= Task description =
Every line with the word "text" in it should be extracted from the data that follows.
START Exercise inputs
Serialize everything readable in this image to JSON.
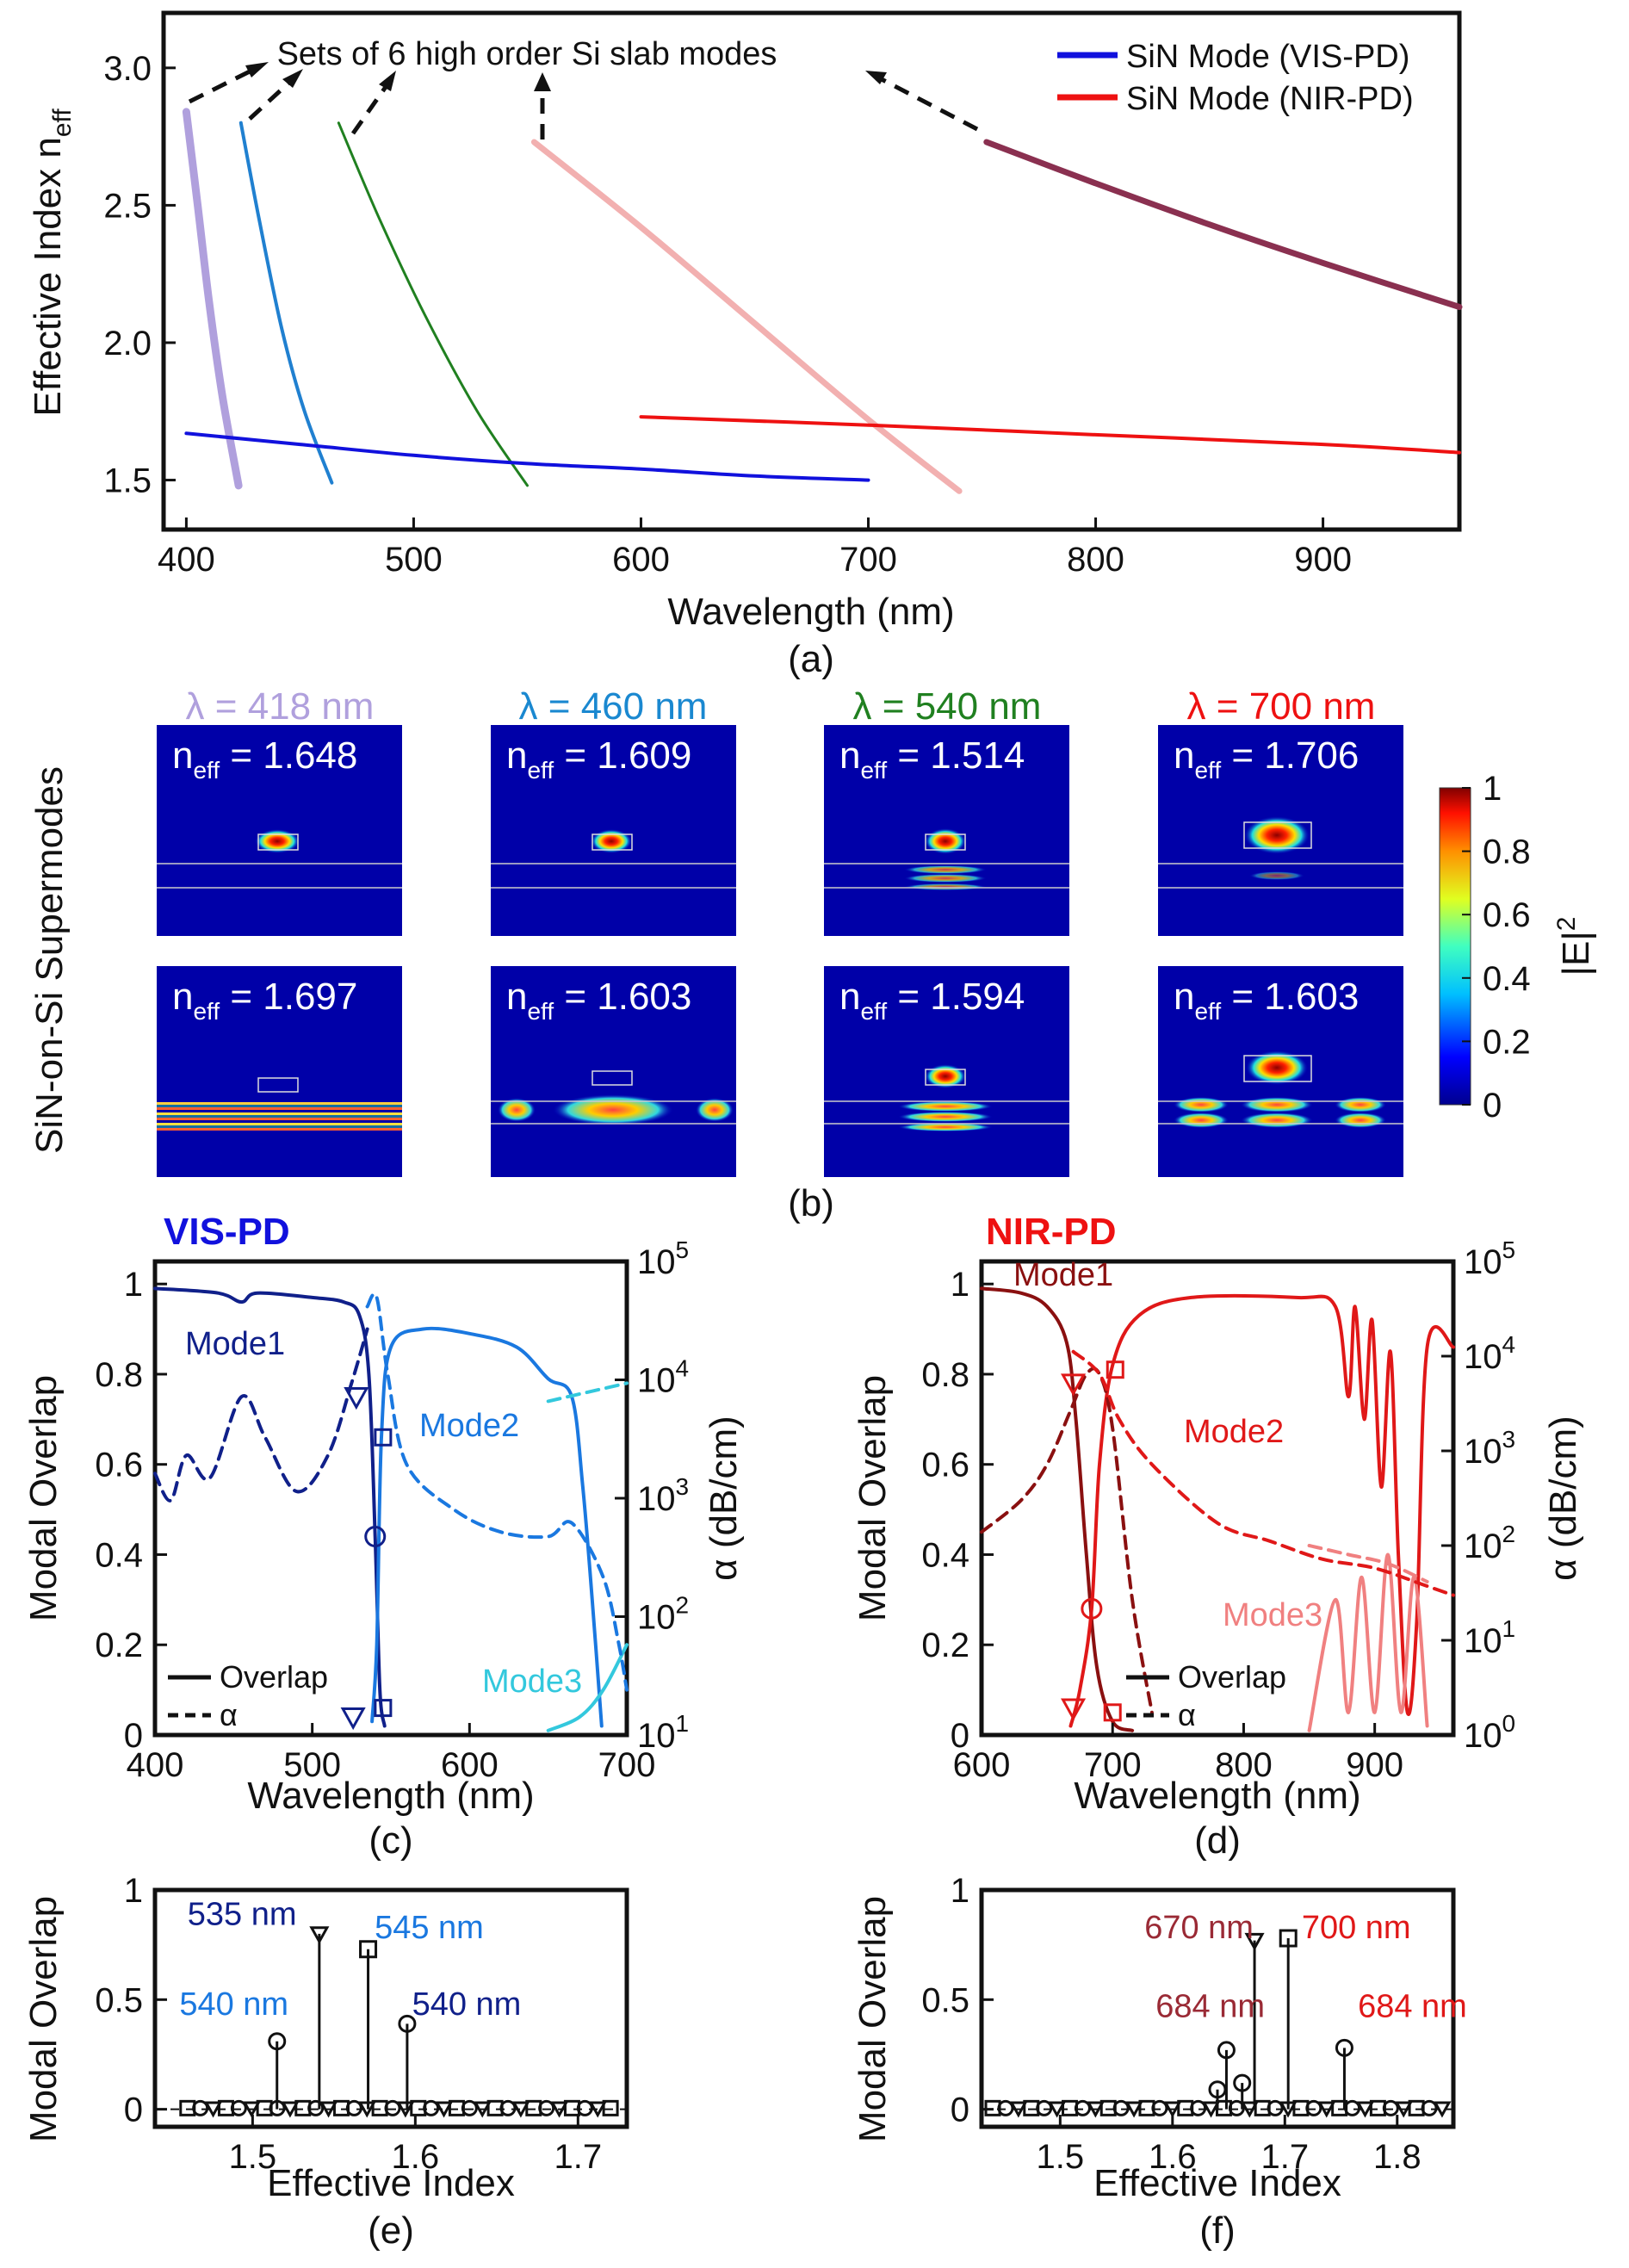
{
  "chart_data": [
    {
      "id": "a",
      "type": "line",
      "caption": "(a)",
      "xlabel": "Wavelength (nm)",
      "ylabel": "Effective Index n",
      "ylabel_sub": "eff",
      "xlim": [
        390,
        960
      ],
      "ylim": [
        1.32,
        3.2
      ],
      "xticks": [
        "400",
        "500",
        "600",
        "700",
        "800",
        "900"
      ],
      "yticks": [
        "1.5",
        "2.0",
        "2.5",
        "3.0"
      ],
      "annotation": "Sets of 6 high order Si slab modes",
      "legend": [
        {
          "label": "SiN Mode (VIS-PD)",
          "color": "#1111dd"
        },
        {
          "label": "SiN Mode (NIR-PD)",
          "color": "#ee1111"
        }
      ],
      "series": [
        {
          "name": "Si slab set 1",
          "color": "#b0a0dd",
          "width": 9,
          "points": [
            [
              400,
              2.84
            ],
            [
              405,
              2.5
            ],
            [
              410,
              2.15
            ],
            [
              416,
              1.8
            ],
            [
              423,
              1.48
            ]
          ]
        },
        {
          "name": "Si slab set 2",
          "color": "#2080d0",
          "width": 4,
          "points": [
            [
              424,
              2.8
            ],
            [
              432,
              2.45
            ],
            [
              442,
              2.05
            ],
            [
              452,
              1.75
            ],
            [
              464,
              1.49
            ]
          ]
        },
        {
          "name": "Si slab set 3",
          "color": "#208020",
          "width": 3,
          "points": [
            [
              467,
              2.8
            ],
            [
              485,
              2.45
            ],
            [
              505,
              2.1
            ],
            [
              528,
              1.75
            ],
            [
              550,
              1.48
            ]
          ]
        },
        {
          "name": "Si slab set 4",
          "color": "#f2b0b0",
          "width": 7,
          "points": [
            [
              553,
              2.73
            ],
            [
              600,
              2.42
            ],
            [
              650,
              2.07
            ],
            [
              700,
              1.72
            ],
            [
              740,
              1.46
            ]
          ]
        },
        {
          "name": "Si slab set 5",
          "color": "#8a3050",
          "width": 7,
          "points": [
            [
              752,
              2.73
            ],
            [
              800,
              2.58
            ],
            [
              850,
              2.43
            ],
            [
              900,
              2.29
            ],
            [
              960,
              2.13
            ]
          ]
        },
        {
          "name": "SiN Mode (VIS-PD)",
          "color": "#1111dd",
          "width": 4,
          "points": [
            [
              400,
              1.67
            ],
            [
              450,
              1.63
            ],
            [
              500,
              1.59
            ],
            [
              550,
              1.56
            ],
            [
              600,
              1.54
            ],
            [
              650,
              1.515
            ],
            [
              700,
              1.5
            ]
          ]
        },
        {
          "name": "SiN Mode (NIR-PD)",
          "color": "#ee1111",
          "width": 4,
          "points": [
            [
              600,
              1.73
            ],
            [
              700,
              1.7
            ],
            [
              800,
              1.665
            ],
            [
              900,
              1.63
            ],
            [
              960,
              1.6
            ]
          ]
        }
      ]
    },
    {
      "id": "c",
      "type": "line",
      "caption": "(c)",
      "panel_title": "VIS-PD",
      "xlabel": "Wavelength (nm)",
      "ylabel": "Modal Overlap",
      "ylabel_right": "α (dB/cm)",
      "xlim": [
        400,
        700
      ],
      "ylim": [
        0,
        1.05
      ],
      "xticks": [
        "400",
        "500",
        "600",
        "700"
      ],
      "yticks": [
        "0",
        "0.2",
        "0.4",
        "0.6",
        "0.8",
        "1"
      ],
      "yticks_right": [
        "10",
        "10",
        "10",
        "10",
        "10"
      ],
      "yticks_right_exp": [
        "1",
        "2",
        "3",
        "4",
        "5"
      ],
      "mode_labels": [
        "Mode1",
        "Mode2",
        "Mode3"
      ],
      "legend": [
        "Overlap",
        "α"
      ],
      "series": [
        {
          "name": "Mode1 overlap",
          "color": "#10208a",
          "dash": false,
          "points": [
            [
              400,
              0.99
            ],
            [
              440,
              0.98
            ],
            [
              455,
              0.96
            ],
            [
              465,
              0.98
            ],
            [
              500,
              0.97
            ],
            [
              520,
              0.96
            ],
            [
              530,
              0.93
            ],
            [
              536,
              0.8
            ],
            [
              540,
              0.44
            ],
            [
              543,
              0.1
            ],
            [
              546,
              0.02
            ]
          ]
        },
        {
          "name": "Mode2 overlap",
          "color": "#1a78e0",
          "dash": false,
          "points": [
            [
              538,
              0.03
            ],
            [
              541,
              0.2
            ],
            [
              544,
              0.66
            ],
            [
              550,
              0.86
            ],
            [
              570,
              0.9
            ],
            [
              600,
              0.89
            ],
            [
              630,
              0.86
            ],
            [
              650,
              0.79
            ],
            [
              665,
              0.75
            ],
            [
              672,
              0.55
            ],
            [
              678,
              0.3
            ],
            [
              684,
              0.02
            ]
          ]
        },
        {
          "name": "Mode3 overlap",
          "color": "#33c8dd",
          "dash": false,
          "points": [
            [
              650,
              0.01
            ],
            [
              670,
              0.04
            ],
            [
              685,
              0.1
            ],
            [
              700,
              0.2
            ]
          ]
        },
        {
          "name": "Mode1 α",
          "color": "#10208a",
          "dash": true,
          "points": [
            [
              400,
              0.58
            ],
            [
              410,
              0.52
            ],
            [
              420,
              0.62
            ],
            [
              435,
              0.57
            ],
            [
              455,
              0.75
            ],
            [
              470,
              0.66
            ],
            [
              490,
              0.54
            ],
            [
              510,
              0.62
            ],
            [
              525,
              0.78
            ],
            [
              535,
              0.9
            ]
          ]
        },
        {
          "name": "Mode2 α",
          "color": "#1a78e0",
          "dash": true,
          "points": [
            [
              535,
              0.95
            ],
            [
              541,
              0.97
            ],
            [
              548,
              0.8
            ],
            [
              560,
              0.6
            ],
            [
              590,
              0.5
            ],
            [
              620,
              0.45
            ],
            [
              650,
              0.44
            ],
            [
              665,
              0.47
            ],
            [
              685,
              0.35
            ],
            [
              695,
              0.2
            ],
            [
              700,
              0.1
            ]
          ]
        },
        {
          "name": "Mode3 α",
          "color": "#33c8dd",
          "dash": true,
          "points": [
            [
              650,
              0.74
            ],
            [
              675,
              0.76
            ],
            [
              700,
              0.78
            ]
          ]
        }
      ]
    },
    {
      "id": "d",
      "type": "line",
      "caption": "(d)",
      "panel_title": "NIR-PD",
      "xlabel": "Wavelength (nm)",
      "ylabel": "Modal Overlap",
      "ylabel_right": "α (dB/cm)",
      "xlim": [
        600,
        960
      ],
      "ylim": [
        0,
        1.05
      ],
      "xticks": [
        "600",
        "700",
        "800",
        "900"
      ],
      "yticks": [
        "0",
        "0.2",
        "0.4",
        "0.6",
        "0.8",
        "1"
      ],
      "yticks_right": [
        "10",
        "10",
        "10",
        "10",
        "10",
        "10"
      ],
      "yticks_right_exp": [
        "0",
        "1",
        "2",
        "3",
        "4",
        "5"
      ],
      "mode_labels": [
        "Mode1",
        "Mode2",
        "Mode3"
      ],
      "legend": [
        "Overlap",
        "α"
      ],
      "series": [
        {
          "name": "Mode1 overlap",
          "color": "#8a1010",
          "dash": false,
          "points": [
            [
              600,
              0.99
            ],
            [
              630,
              0.98
            ],
            [
              650,
              0.95
            ],
            [
              665,
              0.87
            ],
            [
              672,
              0.7
            ],
            [
              680,
              0.4
            ],
            [
              688,
              0.15
            ],
            [
              700,
              0.03
            ],
            [
              715,
              0.01
            ]
          ]
        },
        {
          "name": "Mode2 overlap",
          "color": "#e01818",
          "dash": false,
          "points": [
            [
              668,
              0.02
            ],
            [
              675,
              0.1
            ],
            [
              684,
              0.28
            ],
            [
              690,
              0.6
            ],
            [
              700,
              0.82
            ],
            [
              720,
              0.93
            ],
            [
              760,
              0.97
            ],
            [
              840,
              0.97
            ],
            [
              870,
              0.95
            ],
            [
              880,
              0.75
            ],
            [
              885,
              0.95
            ],
            [
              892,
              0.7
            ],
            [
              898,
              0.92
            ],
            [
              905,
              0.55
            ],
            [
              912,
              0.85
            ],
            [
              918,
              0.4
            ],
            [
              925,
              0.05
            ],
            [
              932,
              0.25
            ],
            [
              940,
              0.86
            ],
            [
              960,
              0.86
            ]
          ]
        },
        {
          "name": "Mode3 overlap",
          "color": "#f08080",
          "dash": false,
          "points": [
            [
              850,
              0.01
            ],
            [
              870,
              0.3
            ],
            [
              880,
              0.05
            ],
            [
              890,
              0.35
            ],
            [
              900,
              0.05
            ],
            [
              910,
              0.4
            ],
            [
              920,
              0.05
            ],
            [
              930,
              0.35
            ],
            [
              940,
              0.02
            ]
          ]
        },
        {
          "name": "Mode1 α",
          "color": "#8a1010",
          "dash": true,
          "points": [
            [
              600,
              0.45
            ],
            [
              630,
              0.52
            ],
            [
              650,
              0.6
            ],
            [
              668,
              0.72
            ],
            [
              680,
              0.8
            ],
            [
              690,
              0.8
            ],
            [
              700,
              0.68
            ],
            [
              715,
              0.3
            ],
            [
              730,
              0.05
            ]
          ]
        },
        {
          "name": "Mode2 α",
          "color": "#e01818",
          "dash": true,
          "points": [
            [
              670,
              0.85
            ],
            [
              690,
              0.8
            ],
            [
              705,
              0.7
            ],
            [
              730,
              0.6
            ],
            [
              780,
              0.47
            ],
            [
              820,
              0.43
            ],
            [
              860,
              0.39
            ],
            [
              900,
              0.37
            ],
            [
              940,
              0.33
            ],
            [
              960,
              0.31
            ]
          ]
        },
        {
          "name": "Mode3 α",
          "color": "#f08080",
          "dash": true,
          "points": [
            [
              850,
              0.42
            ],
            [
              880,
              0.4
            ],
            [
              910,
              0.38
            ],
            [
              940,
              0.34
            ]
          ]
        }
      ]
    },
    {
      "id": "e",
      "type": "scatter",
      "caption": "(e)",
      "xlabel": "Effective Index",
      "ylabel": "Modal Overlap",
      "xlim": [
        1.44,
        1.73
      ],
      "ylim": [
        -0.08,
        1.0
      ],
      "xticks": [
        "1.5",
        "1.6",
        "1.7"
      ],
      "yticks": [
        "0",
        "0.5",
        "1"
      ],
      "annotations": [
        {
          "text": "535 nm",
          "color": "#10208a",
          "x": 1.46,
          "y": 0.84
        },
        {
          "text": "545 nm",
          "color": "#1a78e0",
          "x": 1.575,
          "y": 0.78
        },
        {
          "text": "540 nm",
          "color": "#1a78e0",
          "x": 1.455,
          "y": 0.43
        },
        {
          "text": "540 nm",
          "color": "#10208a",
          "x": 1.598,
          "y": 0.43
        }
      ],
      "stems": [
        {
          "x": 1.515,
          "y": 0.31,
          "marker": "circle"
        },
        {
          "x": 1.541,
          "y": 0.8,
          "marker": "triangle"
        },
        {
          "x": 1.571,
          "y": 0.73,
          "marker": "square"
        },
        {
          "x": 1.595,
          "y": 0.39,
          "marker": "circle"
        }
      ],
      "baseline_markers": {
        "x_start": 1.46,
        "x_end": 1.72,
        "count": 34
      }
    },
    {
      "id": "f",
      "type": "scatter",
      "caption": "(f)",
      "xlabel": "Effective Index",
      "ylabel": "Modal Overlap",
      "xlim": [
        1.43,
        1.85
      ],
      "ylim": [
        -0.08,
        1.0
      ],
      "xticks": [
        "1.5",
        "1.6",
        "1.7",
        "1.8"
      ],
      "yticks": [
        "0",
        "0.5",
        "1"
      ],
      "annotations": [
        {
          "text": "670 nm",
          "color": "#9a2a35",
          "x": 1.575,
          "y": 0.78
        },
        {
          "text": "700 nm",
          "color": "#e01818",
          "x": 1.715,
          "y": 0.78
        },
        {
          "text": "684 nm",
          "color": "#9a2a35",
          "x": 1.585,
          "y": 0.42
        },
        {
          "text": "684 nm",
          "color": "#e01818",
          "x": 1.765,
          "y": 0.42
        }
      ],
      "stems": [
        {
          "x": 1.648,
          "y": 0.27,
          "marker": "circle"
        },
        {
          "x": 1.673,
          "y": 0.77,
          "marker": "triangle"
        },
        {
          "x": 1.703,
          "y": 0.78,
          "marker": "square"
        },
        {
          "x": 1.753,
          "y": 0.28,
          "marker": "circle"
        },
        {
          "x": 1.64,
          "y": 0.09,
          "marker": "circle"
        },
        {
          "x": 1.662,
          "y": 0.12,
          "marker": "circle"
        }
      ],
      "baseline_markers": {
        "x_start": 1.44,
        "x_end": 1.84,
        "count": 36
      }
    }
  ],
  "panel_b": {
    "caption": "(b)",
    "side_label": "SiN-on-Si Supermodes",
    "colorbar_label": "|E|",
    "colorbar_label_exp": "2",
    "colorbar_ticks": [
      "0",
      "0.2",
      "0.4",
      "0.6",
      "0.8",
      "1"
    ],
    "columns": [
      {
        "title": "λ = 418 nm",
        "color": "#b0a0dd",
        "neff_top": "1.648",
        "neff_bottom": "1.697"
      },
      {
        "title": "λ = 460 nm",
        "color": "#1a88d0",
        "neff_top": "1.609",
        "neff_bottom": "1.603"
      },
      {
        "title": "λ = 540 nm",
        "color": "#208020",
        "neff_top": "1.514",
        "neff_bottom": "1.594"
      },
      {
        "title": "λ = 700 nm",
        "color": "#ee1111",
        "neff_top": "1.706",
        "neff_bottom": "1.603"
      }
    ],
    "neff_prefix": "n",
    "neff_sub": "eff",
    "neff_eq": " = "
  }
}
END Exercise inputs
= Answer to this problem =
          "text": "535 nm",
          "text": "545 nm",
          "text": "540 nm",
          "text": "540 nm",
          "text": "670 nm",
          "text": "700 nm",
          "text": "684 nm",
          "text": "684 nm",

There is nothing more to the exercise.